PROBLEM: Print all of the data exactly.

*** RECORDS SHOWN

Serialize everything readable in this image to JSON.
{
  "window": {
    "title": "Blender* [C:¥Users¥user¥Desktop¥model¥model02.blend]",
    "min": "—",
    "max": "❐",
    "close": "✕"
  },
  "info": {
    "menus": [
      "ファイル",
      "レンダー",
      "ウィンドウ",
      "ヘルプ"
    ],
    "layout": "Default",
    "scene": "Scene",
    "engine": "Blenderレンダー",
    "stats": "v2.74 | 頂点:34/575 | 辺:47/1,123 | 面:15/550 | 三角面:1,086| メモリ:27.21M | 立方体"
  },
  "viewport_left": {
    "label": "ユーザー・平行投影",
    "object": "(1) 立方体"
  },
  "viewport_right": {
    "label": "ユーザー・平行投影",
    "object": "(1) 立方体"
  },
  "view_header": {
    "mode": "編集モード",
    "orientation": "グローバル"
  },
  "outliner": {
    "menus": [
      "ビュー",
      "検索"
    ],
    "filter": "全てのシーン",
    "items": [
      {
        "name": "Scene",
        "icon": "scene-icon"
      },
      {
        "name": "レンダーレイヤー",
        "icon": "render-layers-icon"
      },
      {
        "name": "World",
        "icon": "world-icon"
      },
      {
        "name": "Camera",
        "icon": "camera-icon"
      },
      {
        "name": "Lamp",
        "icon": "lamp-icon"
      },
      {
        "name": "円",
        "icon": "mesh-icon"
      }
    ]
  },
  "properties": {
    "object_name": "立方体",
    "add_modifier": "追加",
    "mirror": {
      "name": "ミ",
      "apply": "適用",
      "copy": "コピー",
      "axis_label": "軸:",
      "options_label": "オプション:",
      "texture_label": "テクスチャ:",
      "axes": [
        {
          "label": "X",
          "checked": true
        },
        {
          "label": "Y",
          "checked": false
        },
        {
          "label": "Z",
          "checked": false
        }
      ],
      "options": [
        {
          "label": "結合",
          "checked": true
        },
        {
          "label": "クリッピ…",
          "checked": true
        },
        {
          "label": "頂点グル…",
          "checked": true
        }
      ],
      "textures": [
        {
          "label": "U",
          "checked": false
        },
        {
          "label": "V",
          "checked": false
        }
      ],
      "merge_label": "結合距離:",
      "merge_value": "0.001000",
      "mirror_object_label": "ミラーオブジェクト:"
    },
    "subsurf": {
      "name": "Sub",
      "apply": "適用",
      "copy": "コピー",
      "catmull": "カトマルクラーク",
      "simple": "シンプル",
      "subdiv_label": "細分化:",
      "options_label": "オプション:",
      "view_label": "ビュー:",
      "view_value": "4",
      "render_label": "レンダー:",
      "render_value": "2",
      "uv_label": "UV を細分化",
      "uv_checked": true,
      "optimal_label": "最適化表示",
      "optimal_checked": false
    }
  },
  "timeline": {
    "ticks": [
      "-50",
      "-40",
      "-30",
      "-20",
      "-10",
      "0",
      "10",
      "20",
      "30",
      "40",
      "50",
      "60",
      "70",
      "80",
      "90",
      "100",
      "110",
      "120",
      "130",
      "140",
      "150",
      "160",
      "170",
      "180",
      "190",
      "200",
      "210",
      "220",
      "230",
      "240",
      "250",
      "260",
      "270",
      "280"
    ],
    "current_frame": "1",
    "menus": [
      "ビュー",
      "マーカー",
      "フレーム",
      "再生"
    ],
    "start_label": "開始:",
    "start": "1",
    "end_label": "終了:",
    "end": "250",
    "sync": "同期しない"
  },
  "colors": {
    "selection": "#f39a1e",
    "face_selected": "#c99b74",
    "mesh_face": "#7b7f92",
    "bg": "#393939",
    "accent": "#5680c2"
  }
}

******

SOLUTION TO THIS TASK:
Serialize everything readable in this image to JSON.
{
  "window": {
    "title": "Blender* [C:¥Users¥user¥Desktop¥model¥model02.blend]",
    "min": "—",
    "max": "❐",
    "close": "✕"
  },
  "info": {
    "menus": [
      "ファイル",
      "レンダー",
      "ウィンドウ",
      "ヘルプ"
    ],
    "layout": "Default",
    "scene": "Scene",
    "engine": "Blenderレンダー",
    "stats": "v2.74 | 頂点:34/575 | 辺:47/1,123 | 面:15/550 | 三角面:1,086| メモリ:27.21M | 立方体"
  },
  "viewport_left": {
    "label": "ユーザー・平行投影",
    "object": "(1) 立方体"
  },
  "viewport_right": {
    "label": "ユーザー・平行投影",
    "object": "(1) 立方体"
  },
  "view_header": {
    "mode": "編集モード",
    "orientation": "グローバル"
  },
  "outliner": {
    "menus": [
      "ビュー",
      "検索"
    ],
    "filter": "全てのシーン",
    "items": [
      {
        "name": "Scene",
        "icon": "scene-icon"
      },
      {
        "name": "レンダーレイヤー",
        "icon": "render-layers-icon"
      },
      {
        "name": "World",
        "icon": "world-icon"
      },
      {
        "name": "Camera",
        "icon": "camera-icon"
      },
      {
        "name": "Lamp",
        "icon": "lamp-icon"
      },
      {
        "name": "円",
        "icon": "mesh-icon"
      }
    ]
  },
  "properties": {
    "object_name": "立方体",
    "add_modifier": "追加",
    "mirror": {
      "name": "ミ",
      "apply": "適用",
      "copy": "コピー",
      "axis_label": "軸:",
      "options_label": "オプション:",
      "texture_label": "テクスチャ:",
      "axes": [
        {
          "label": "X",
          "checked": true
        },
        {
          "label": "Y",
          "checked": false
        },
        {
          "label": "Z",
          "checked": false
        }
      ],
      "options": [
        {
          "label": "結合",
          "checked": true
        },
        {
          "label": "クリッピ…",
          "checked": true
        },
        {
          "label": "頂点グル…",
          "checked": true
        }
      ],
      "textures": [
        {
          "label": "U",
          "checked": false
        },
        {
          "label": "V",
          "checked": false
        }
      ],
      "merge_label": "結合距離:",
      "merge_value": "0.001000",
      "mirror_object_label": "ミラーオブジェクト:"
    },
    "subsurf": {
      "name": "Sub",
      "apply": "適用",
      "copy": "コピー",
      "catmull": "カトマルクラーク",
      "simple": "シンプル",
      "subdiv_label": "細分化:",
      "options_label": "オプション:",
      "view_label": "ビュー:",
      "view_value": "4",
      "render_label": "レンダー:",
      "render_value": "2",
      "uv_label": "UV を細分化",
      "uv_checked": true,
      "optimal_label": "最適化表示",
      "optimal_checked": false
    }
  },
  "timeline": {
    "ticks": [
      "-50",
      "-40",
      "-30",
      "-20",
      "-10",
      "0",
      "10",
      "20",
      "30",
      "40",
      "50",
      "60",
      "70",
      "80",
      "90",
      "100",
      "110",
      "120",
      "130",
      "140",
      "150",
      "160",
      "170",
      "180",
      "190",
      "200",
      "210",
      "220",
      "230",
      "240",
      "250",
      "260",
      "270",
      "280"
    ],
    "current_frame": "1",
    "menus": [
      "ビュー",
      "マーカー",
      "フレーム",
      "再生"
    ],
    "start_label": "開始:",
    "start": "1",
    "end_label": "終了:",
    "end": "250",
    "sync": "同期しない"
  },
  "colors": {
    "selection": "#f39a1e",
    "face_selected": "#c99b74",
    "mesh_face": "#7b7f92",
    "bg": "#393939",
    "accent": "#5680c2"
  }
}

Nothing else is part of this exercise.